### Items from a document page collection

---

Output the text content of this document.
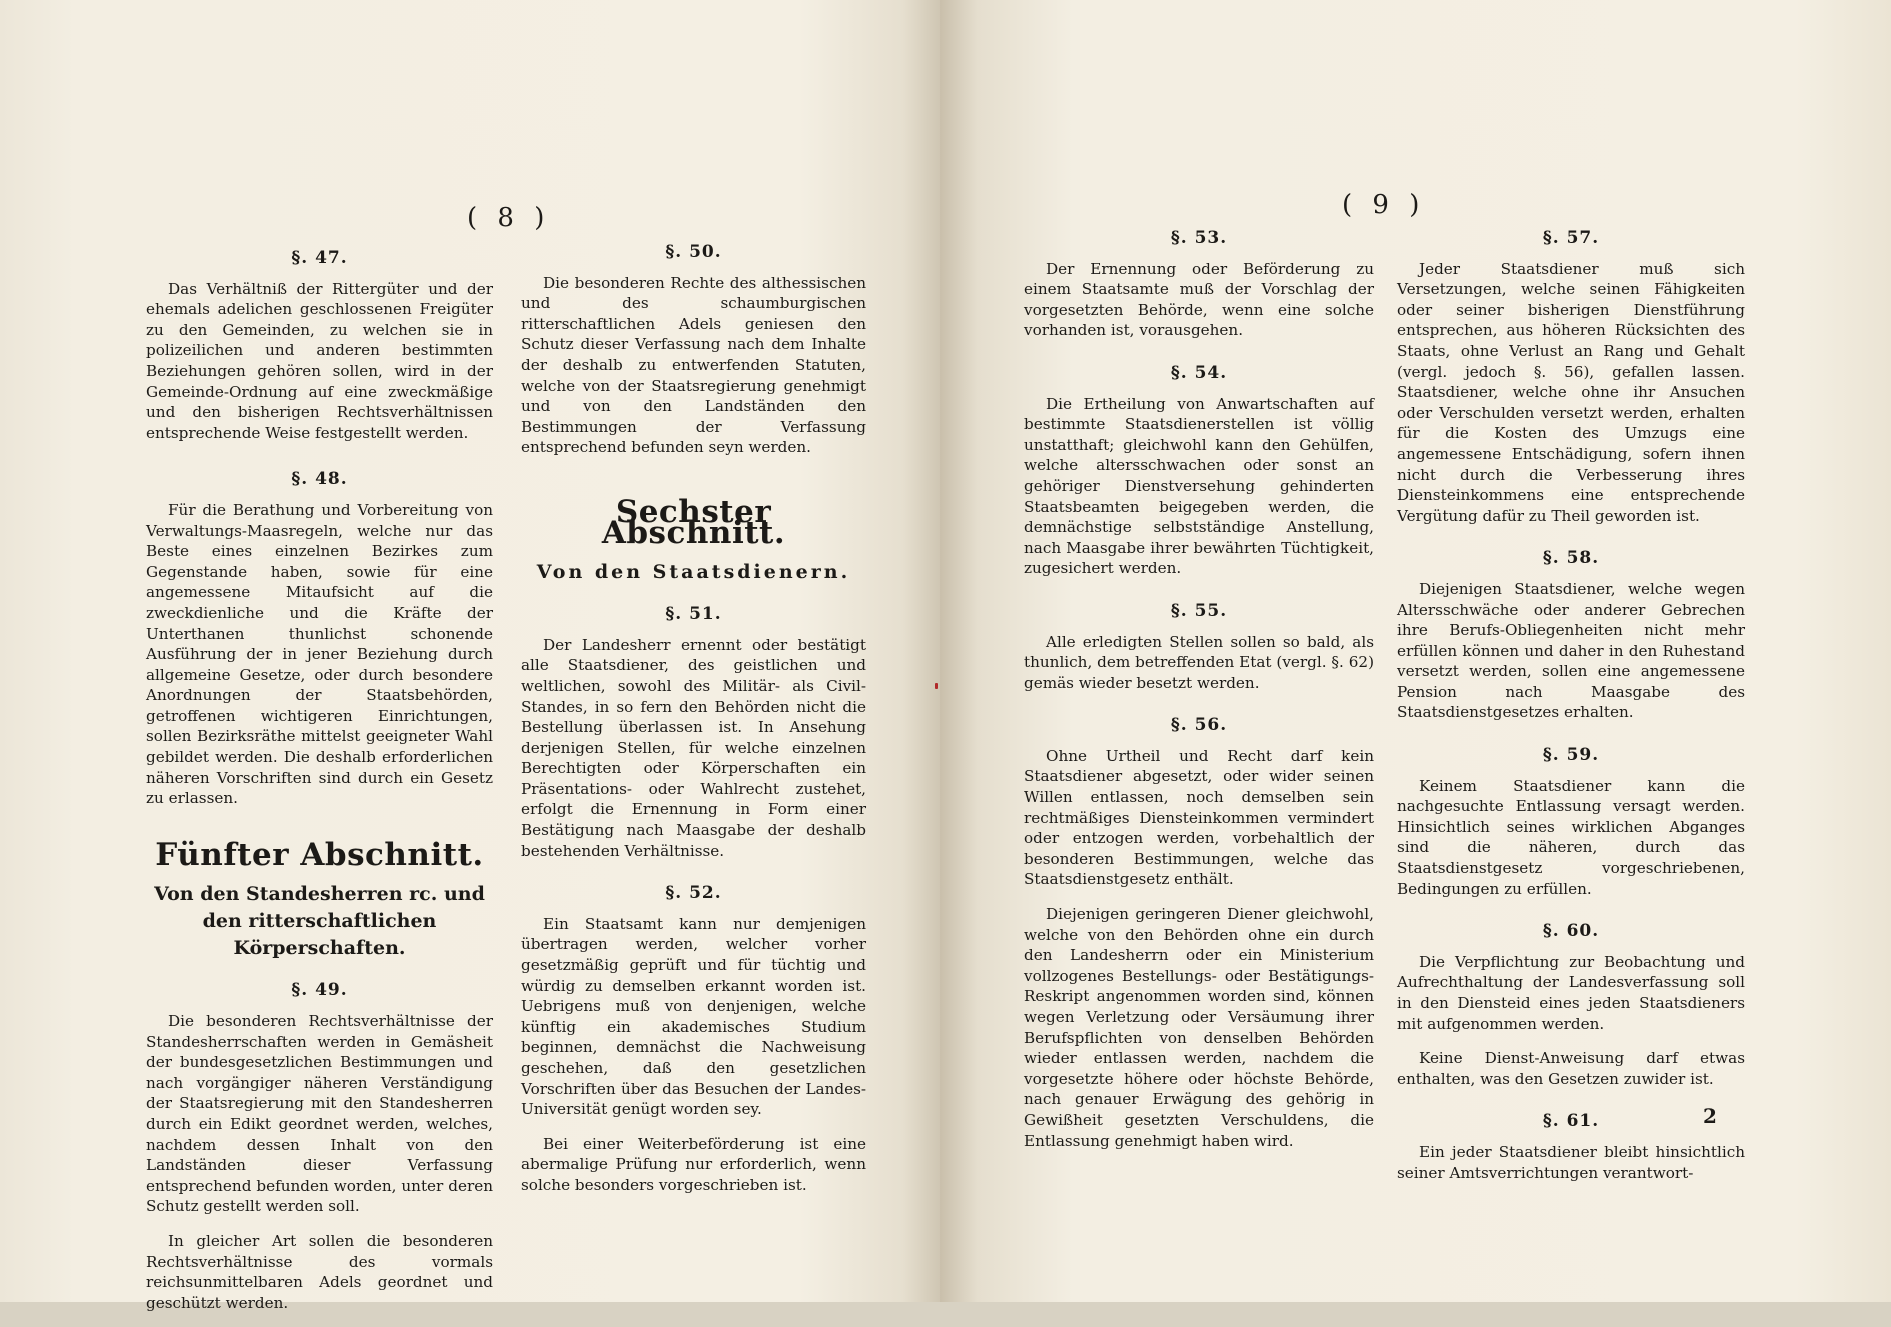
( 8 )
§. 47.

Das Verhältniß der Rittergüter und der ehemals adelichen geschlossenen Freigüter zu den Gemeinden, zu welchen sie in polizeilichen und anderen bestimmten Beziehungen gehören sollen, wird in der Gemeinde-Ordnung auf eine zweckmäßige und den bisherigen Rechtsverhältnissen entsprechende Weise festgestellt werden.

§. 48.

Für die Berathung und Vorbereitung von Verwaltungs-Maasregeln, welche nur das Beste eines einzelnen Bezirkes zum Gegenstande haben, sowie für eine angemessene Mitaufsicht auf die zweckdienliche und die Kräfte der Unterthanen thunlichst schonende Ausführung der in jener Beziehung durch allgemeine Gesetze, oder durch besondere Anordnungen der Staatsbehörden, getroffenen wichtigeren Einrichtungen, sollen Bezirksräthe mittelst geeigneter Wahl gebildet werden. Die deshalb erforderlichen näheren Vorschriften sind durch ein Gesetz zu erlassen.

Fünfter Abschnitt.
Von den Standesherren rc. und den ritterschaftlichen Körperschaften.
§. 49.

Die besonderen Rechtsverhältnisse der Standesherrschaften werden in Gemäsheit der bundesgesetzlichen Bestimmungen und nach vorgängiger näheren Verständigung der Staatsregierung mit den Standesherren durch ein Edikt geordnet werden, welches, nachdem dessen Inhalt von den Landständen dieser Verfassung entsprechend befunden worden, unter deren Schutz gestellt werden soll.

In gleicher Art sollen die besonderen Rechtsverhältnisse des vormals reichsunmittelbaren Adels geordnet und geschützt werden.

§. 50.

Die besonderen Rechte des althessischen und des schaumburgischen ritterschaftlichen Adels geniesen den Schutz dieser Verfassung nach dem Inhalte der deshalb zu entwerfenden Statuten, welche von der Staatsregierung genehmigt und von den Landständen den Bestimmungen der Verfassung entsprechend befunden seyn werden.

Sechster Abschnitt.
Von den Staatsdienern.
§. 51.

Der Landesherr ernennt oder bestätigt alle Staatsdiener, des geistlichen und weltlichen, sowohl des Militär- als Civil-Standes, in so fern den Behörden nicht die Bestellung überlassen ist. In Ansehung derjenigen Stellen, für welche einzelnen Berechtigten oder Körperschaften ein Präsentations- oder Wahlrecht zustehet, erfolgt die Ernennung in Form einer Bestätigung nach Maasgabe der deshalb bestehenden Verhältnisse.

§. 52.

Ein Staatsamt kann nur demjenigen übertragen werden, welcher vorher gesetzmäßig geprüft und für tüchtig und würdig zu demselben erkannt worden ist. Uebrigens muß von denjenigen, welche künftig ein akademisches Studium beginnen, demnächst die Nachweisung geschehen, daß den gesetzlichen Vorschriften über das Besuchen der Landes-Universität genügt worden sey.

Bei einer Weiterbeförderung ist eine abermalige Prüfung nur erforderlich, wenn solche besonders vorgeschrieben ist.

( 9 )
§. 53.

Der Ernennung oder Beförderung zu einem Staatsamte muß der Vorschlag der vorgesetzten Behörde, wenn eine solche vorhanden ist, vorausgehen.

§. 54.

Die Ertheilung von Anwartschaften auf bestimmte Staatsdienerstellen ist völlig unstatthaft; gleichwohl kann den Gehülfen, welche altersschwachen oder sonst an gehöriger Dienstversehung gehinderten Staatsbeamten beigegeben werden, die demnächstige selbstständige Anstellung, nach Maasgabe ihrer bewährten Tüchtigkeit, zugesichert werden.

§. 55.

Alle erledigten Stellen sollen so bald, als thunlich, dem betreffenden Etat (vergl. §. 62) gemäs wieder besetzt werden.

§. 56.

Ohne Urtheil und Recht darf kein Staatsdiener abgesetzt, oder wider seinen Willen entlassen, noch demselben sein rechtmäßiges Diensteinkommen vermindert oder entzogen werden, vorbehaltlich der besonderen Bestimmungen, welche das Staatsdienstgesetz enthält.

Diejenigen geringeren Diener gleichwohl, welche von den Behörden ohne ein durch den Landesherrn oder ein Ministerium vollzogenes Bestellungs- oder Bestätigungs-Reskript angenommen worden sind, können wegen Verletzung oder Versäumung ihrer Berufspflichten von denselben Behörden wieder entlassen werden, nachdem die vorgesetzte höhere oder höchste Behörde, nach genauer Erwägung des gehörig in Gewißheit gesetzten Verschuldens, die Entlassung genehmigt haben wird.

§. 57.

Jeder Staatsdiener muß sich Versetzungen, welche seinen Fähigkeiten oder seiner bisherigen Dienstführung entsprechen, aus höheren Rücksichten des Staats, ohne Verlust an Rang und Gehalt (vergl. jedoch §. 56), gefallen lassen. Staatsdiener, welche ohne ihr Ansuchen oder Verschulden versetzt werden, erhalten für die Kosten des Umzugs eine angemessene Entschädigung, sofern ihnen nicht durch die Verbesserung ihres Diensteinkommens eine entsprechende Vergütung dafür zu Theil geworden ist.

§. 58.

Diejenigen Staatsdiener, welche wegen Altersschwäche oder anderer Gebrechen ihre Berufs-Obliegenheiten nicht mehr erfüllen können und daher in den Ruhestand versetzt werden, sollen eine angemessene Pension nach Maasgabe des Staatsdienstgesetzes erhalten.

§. 59.

Keinem Staatsdiener kann die nachgesuchte Entlassung versagt werden. Hinsichtlich seines wirklichen Abganges sind die näheren, durch das Staatsdienstgesetz vorgeschriebenen, Bedingungen zu erfüllen.

§. 60.

Die Verpflichtung zur Beobachtung und Aufrechthaltung der Landesverfassung soll in den Diensteid eines jeden Staatsdieners mit aufgenommen werden.

Keine Dienst-Anweisung darf etwas enthalten, was den Gesetzen zuwider ist.

§. 61.

Ein jeder Staatsdiener bleibt hinsichtlich seiner Amtsverrichtungen verantwort-

2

---

### Exercise prompt
Pull out each line of the entries that contains "darf".

### Task result
Ohne Urtheil und Recht darf kein Staatsdiener abgesetzt, oder wider seinen Willen entlassen, noch demselben sein rechtmäßiges Diensteinkommen vermindert oder entzogen werden, vorbehaltlich der besonderen Bestimmungen, welche das Staatsdienstgesetz enthält.
Keine Dienst-Anweisung darf etwas enthalten, was den Gesetzen zuwider ist.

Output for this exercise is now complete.